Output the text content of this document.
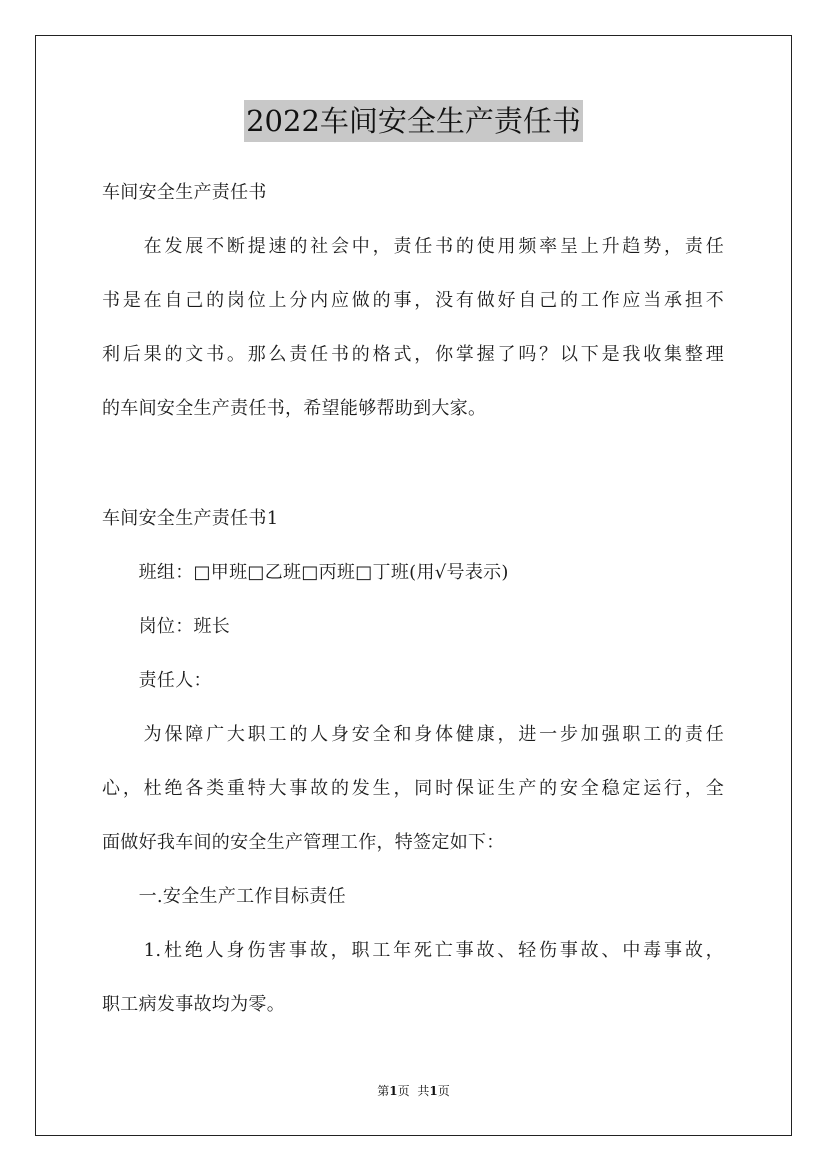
2022车间安全生产责任书
车间安全生产责任书
　　在发展不断提速的社会中，责任书的使用频率呈上升趋势，责任
书是在自己的岗位上分内应做的事，没有做好自己的工作应当承担不
利后果的文书。那么责任书的格式，你掌握了吗？以下是我收集整理
的车间安全生产责任书，希望能够帮助到大家。
车间安全生产责任书1
　　班组：□甲班□乙班□丙班□丁班(用√号表示)
　　岗位：班长
　　责任人：
　　为保障广大职工的人身安全和身体健康，进一步加强职工的责任
心，杜绝各类重特大事故的发生，同时保证生产的安全稳定运行，全
面做好我车间的安全生产管理工作，特签定如下：
　　一.安全生产工作目标责任
　　1.杜绝人身伤害事故，职工年死亡事故、轻伤事故、中毒事故，
职工病发事故均为零。
第1页 共1页
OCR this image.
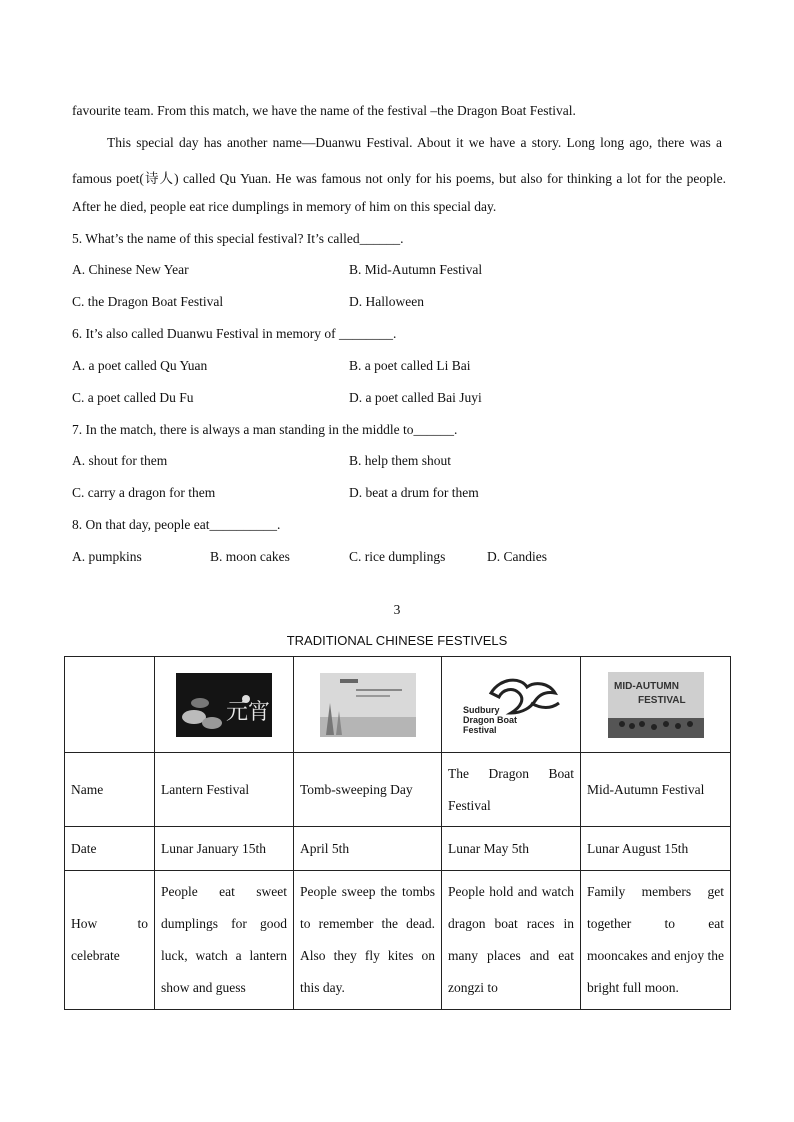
favourite team. From this match, we have the name of the festival –the Dragon Boat Festival.
This special day has another name—Duanwu Festival. About it we have a story. Long long ago, there was a
famous poet(诗人) called Qu Yuan. He was famous not only for his poems, but also for thinking a lot for the people.
After he died, people eat rice dumplings in memory of him on this special day.
5. What’s the name of this special festival? It’s called______.
A. Chinese New Year	B. Mid-Autumn Festival
C. the Dragon Boat Festival	D. Halloween
6. It’s also called Duanwu Festival in memory of ________.
A. a poet called Qu Yuan	B. a poet called Li Bai
C. a poet called Du Fu	D. a poet called Bai Juyi
7. In the match, there is always a man standing in the middle to______.
A. shout for them	B. help them shout
C. carry a dragon for them	D. beat a drum for them
8. On that day, people eat__________.
A. pumpkins	B. moon cakes	C. rice dumplings	D. Candies
3
TRADITIONAL CHINESE FESTIVELS

元宵		Sudbury
Dragon Boat
Festival	MID-AUTUMN
FESTIVAL

Name	Lantern Festival	Tomb-sweeping Day	The Dragon Boat Festival	Mid-Autumn Festival
Date	Lunar January 15th	April 5th	Lunar May 5th	Lunar August 15th
How to celebrate	People eat sweet dumplings for good luck, watch a lantern show and guess	People sweep the tombs to remember the dead. Also they fly kites on this day.	People hold and watch dragon boat races in many places and eat zongzi to	Family members get together to eat mooncakes and enjoy the bright full moon.
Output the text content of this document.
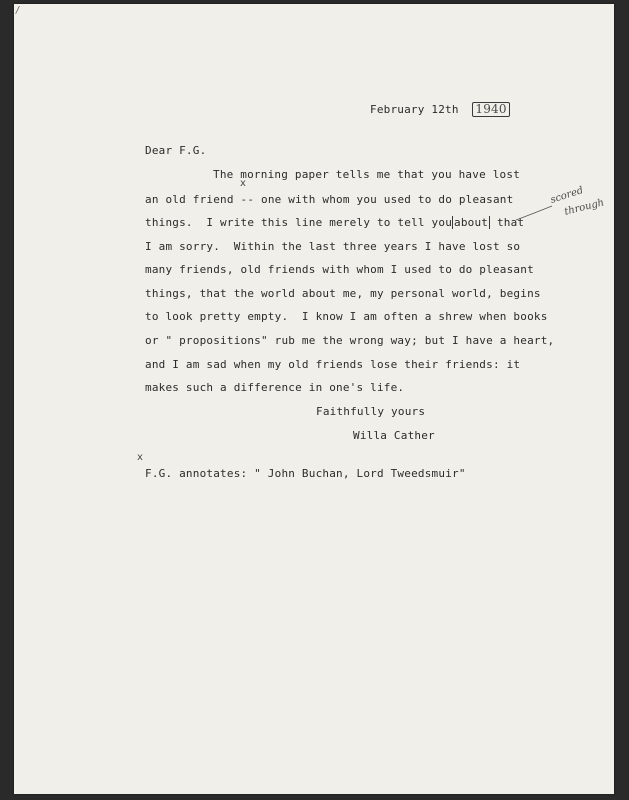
/
February 12th 1940
Dear F.G.
The morning paper tells me that you have lost
x
an old friend -- one with whom you used to do pleasant
things.  I write this line merely to tell you about that
scored
through
I am sorry.  Within the last three years I have lost so
many friends, old friends with whom I used to do pleasant
things, that the world about me, my personal world, begins
to look pretty empty.  I know I am often a shrew when books
or " propositions" rub me the wrong way; but I have a heart,
and I am sad when my old friends lose their friends: it
makes such a difference in one's life.
Faithfully yours
Willa Cather
x
F.G. annotates: " John Buchan, Lord Tweedsmuir"
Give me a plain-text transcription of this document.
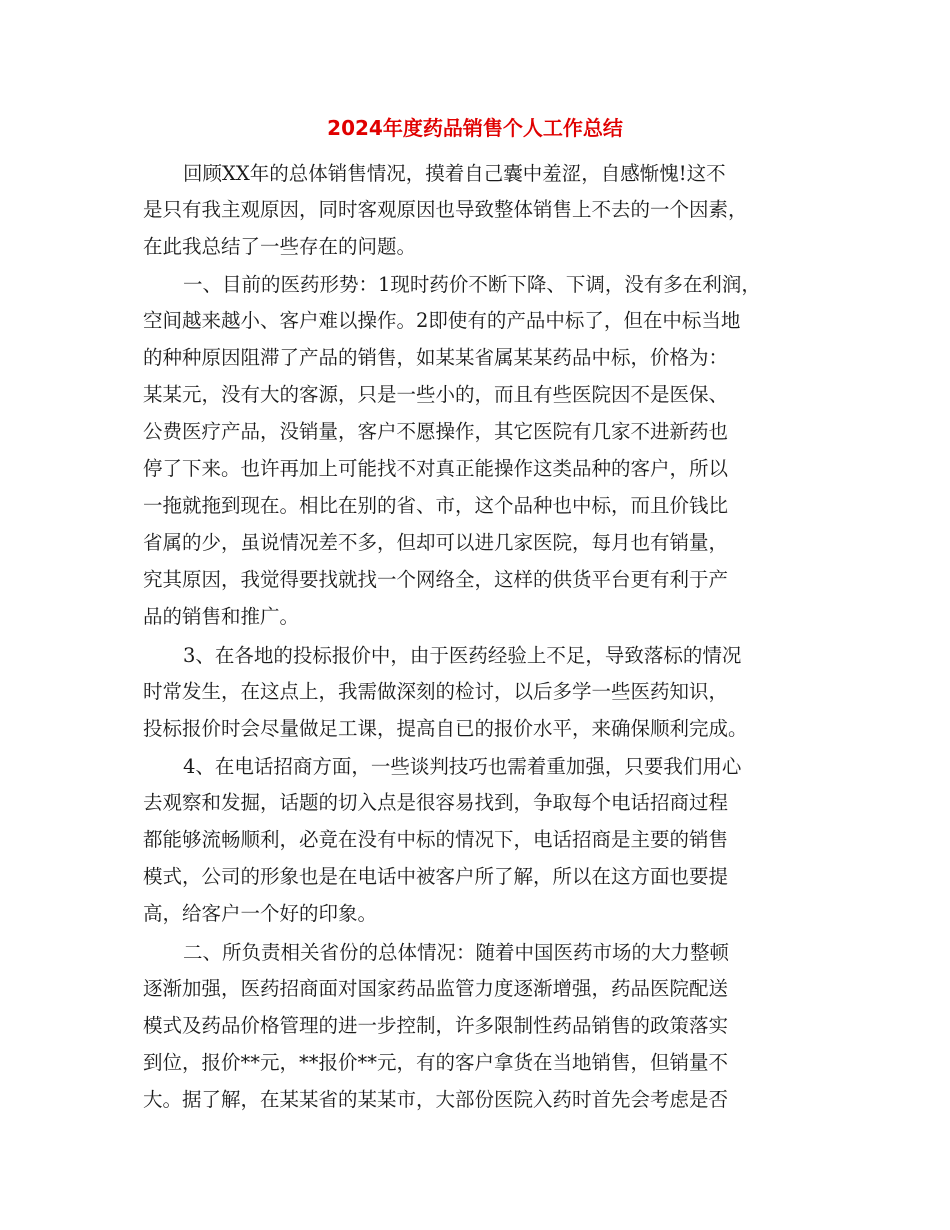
2024年度药品销售个人工作总结
回顾XX年的总体销售情况，摸着自己囊中羞涩，自感惭愧!这不
是只有我主观原因，同时客观原因也导致整体销售上不去的一个因素，
在此我总结了一些存在的问题。
一、目前的医药形势：1现时药价不断下降、下调，没有多在利润，
空间越来越小、客户难以操作。2即使有的产品中标了，但在中标当地
的种种原因阻滞了产品的销售，如某某省属某某药品中标，价格为：
某某元，没有大的客源，只是一些小的，而且有些医院因不是医保、
公费医疗产品，没销量，客户不愿操作，其它医院有几家不进新药也
停了下来。也许再加上可能找不对真正能操作这类品种的客户，所以
一拖就拖到现在。相比在别的省、市，这个品种也中标，而且价钱比
省属的少，虽说情况差不多，但却可以进几家医院，每月也有销量，
究其原因，我觉得要找就找一个网络全，这样的供货平台更有利于产
品的销售和推广。
3、在各地的投标报价中，由于医药经验上不足，导致落标的情况
时常发生，在这点上，我需做深刻的检讨，以后多学一些医药知识，
投标报价时会尽量做足工课，提高自已的报价水平，来确保顺利完成。
4、在电话招商方面，一些谈判技巧也需着重加强，只要我们用心
去观察和发掘，话题的切入点是很容易找到，争取每个电话招商过程
都能够流畅顺利，必竟在没有中标的情况下，电话招商是主要的销售
模式，公司的形象也是在电话中被客户所了解，所以在这方面也要提
高，给客户一个好的印象。
二、所负责相关省份的总体情况：随着中国医药市场的大力整顿
逐渐加强，医药招商面对国家药品监管力度逐渐增强，药品医院配送
模式及药品价格管理的进一步控制，许多限制性药品销售的政策落实
到位，报价**元，**报价**元，有的客户拿货在当地销售，但销量不
大。据了解，在某某省的某某市，大部份医院入药时首先会考虑是否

════════════════

-- Request --
Pictures stay out of the copy; please restate every record above exactly.

-- Exercise response --
Output the text content of this document.
2022车间安全生产责任书
车间安全生产责任书
　　在发展不断提速的社会中，责任书的使用频率呈上升趋势，责任
书是在自己的岗位上分内应做的事，没有做好自己的工作应当承担不
利后果的文书。那么责任书的格式，你掌握了吗？以下是我收集整理
的车间安全生产责任书，希望能够帮助到大家。
车间安全生产责任书1
　　班组：□甲班□乙班□丙班□丁班(用√号表示)
　　岗位：班长
　　责任人：
　　为保障广大职工的人身安全和身体健康，进一步加强职工的责任
心，杜绝各类重特大事故的发生，同时保证生产的安全稳定运行，全
面做好我车间的安全生产管理工作，特签定如下：
　　一.安全生产工作目标责任
　　1.杜绝人身伤害事故，职工年死亡事故、轻伤事故、中毒事故，
职工病发事故均为零。
第1页 共1页
OCR this image.
favourite team. From this match, we have the name of the festival –the Dragon Boat Festival.
This special day has another name—Duanwu Festival. About it we have a story. Long long ago, there was a
famous poet(诗人) called Qu Yuan. He was famous not only for his poems, but also for thinking a lot for the people.
After he died, people eat rice dumplings in memory of him on this special day.
5. What’s the name of this special festival? It’s called______.
A. Chinese New Year	B. Mid-Autumn Festival
C. the Dragon Boat Festival	D. Halloween
6. It’s also called Duanwu Festival in memory of ________.
A. a poet called Qu Yuan	B. a poet called Li Bai
C. a poet called Du Fu	D. a poet called Bai Juyi
7. In the match, there is always a man standing in the middle to______.
A. shout for them	B. help them shout
C. carry a dragon for them	D. beat a drum for them
8. On that day, people eat__________.
A. pumpkins	B. moon cakes	C. rice dumplings	D. Candies
3
TRADITIONAL CHINESE FESTIVELS

元宵		Sudbury
Dragon Boat
Festival	MID-AUTUMN
FESTIVAL

Name	Lantern Festival	Tomb-sweeping Day	The Dragon Boat Festival	Mid-Autumn Festival
Date	Lunar January 15th	April 5th	Lunar May 5th	Lunar August 15th
How to celebrate	People eat sweet dumplings for good luck, watch a lantern show and guess	People sweep the tombs to remember the dead. Also they fly kites on this day.	People hold and watch dragon boat races in many places and eat zongzi to	Family members get together to eat mooncakes and enjoy the bright full moon.
Output the text content of this document.
/
February 12th 1940
Dear F.G.
The morning paper tells me that you have lost
x
an old friend -- one with whom you used to do pleasant
things.  I write this line merely to tell you about that
scored
through
I am sorry.  Within the last three years I have lost so
many friends, old friends with whom I used to do pleasant
things, that the world about me, my personal world, begins
to look pretty empty.  I know I am often a shrew when books
or " propositions" rub me the wrong way; but I have a heart,
and I am sad when my old friends lose their friends: it
makes such a difference in one's life.
Faithfully yours
Willa Cather
x
F.G. annotates: " John Buchan, Lord Tweedsmuir"
Give me a plain-text transcription of this document.
2024年度药品销售个人工作总结
回顾XX年的总体销售情况，摸着自己囊中羞涩，自感惭愧!这不
是只有我主观原因，同时客观原因也导致整体销售上不去的一个因素，
在此我总结了一些存在的问题。
一、目前的医药形势：1现时药价不断下降、下调，没有多在利润，
空间越来越小、客户难以操作。2即使有的产品中标了，但在中标当地
的种种原因阻滞了产品的销售，如某某省属某某药品中标，价格为：
某某元，没有大的客源，只是一些小的，而且有些医院因不是医保、
公费医疗产品，没销量，客户不愿操作，其它医院有几家不进新药也
停了下来。也许再加上可能找不对真正能操作这类品种的客户，所以
一拖就拖到现在。相比在别的省、市，这个品种也中标，而且价钱比
省属的少，虽说情况差不多，但却可以进几家医院，每月也有销量，
究其原因，我觉得要找就找一个网络全，这样的供货平台更有利于产
品的销售和推广。
3、在各地的投标报价中，由于医药经验上不足，导致落标的情况
时常发生，在这点上，我需做深刻的检讨，以后多学一些医药知识，
投标报价时会尽量做足工课，提高自已的报价水平，来确保顺利完成。
4、在电话招商方面，一些谈判技巧也需着重加强，只要我们用心
去观察和发掘，话题的切入点是很容易找到，争取每个电话招商过程
都能够流畅顺利，必竟在没有中标的情况下，电话招商是主要的销售
模式，公司的形象也是在电话中被客户所了解，所以在这方面也要提
高，给客户一个好的印象。
二、所负责相关省份的总体情况：随着中国医药市场的大力整顿
逐渐加强，医药招商面对国家药品监管力度逐渐增强，药品医院配送
模式及药品价格管理的进一步控制，许多限制性药品销售的政策落实
到位，报价**元，**报价**元，有的客户拿货在当地销售，但销量不
大。据了解，在某某省的某某市，大部份医院入药时首先会考虑是否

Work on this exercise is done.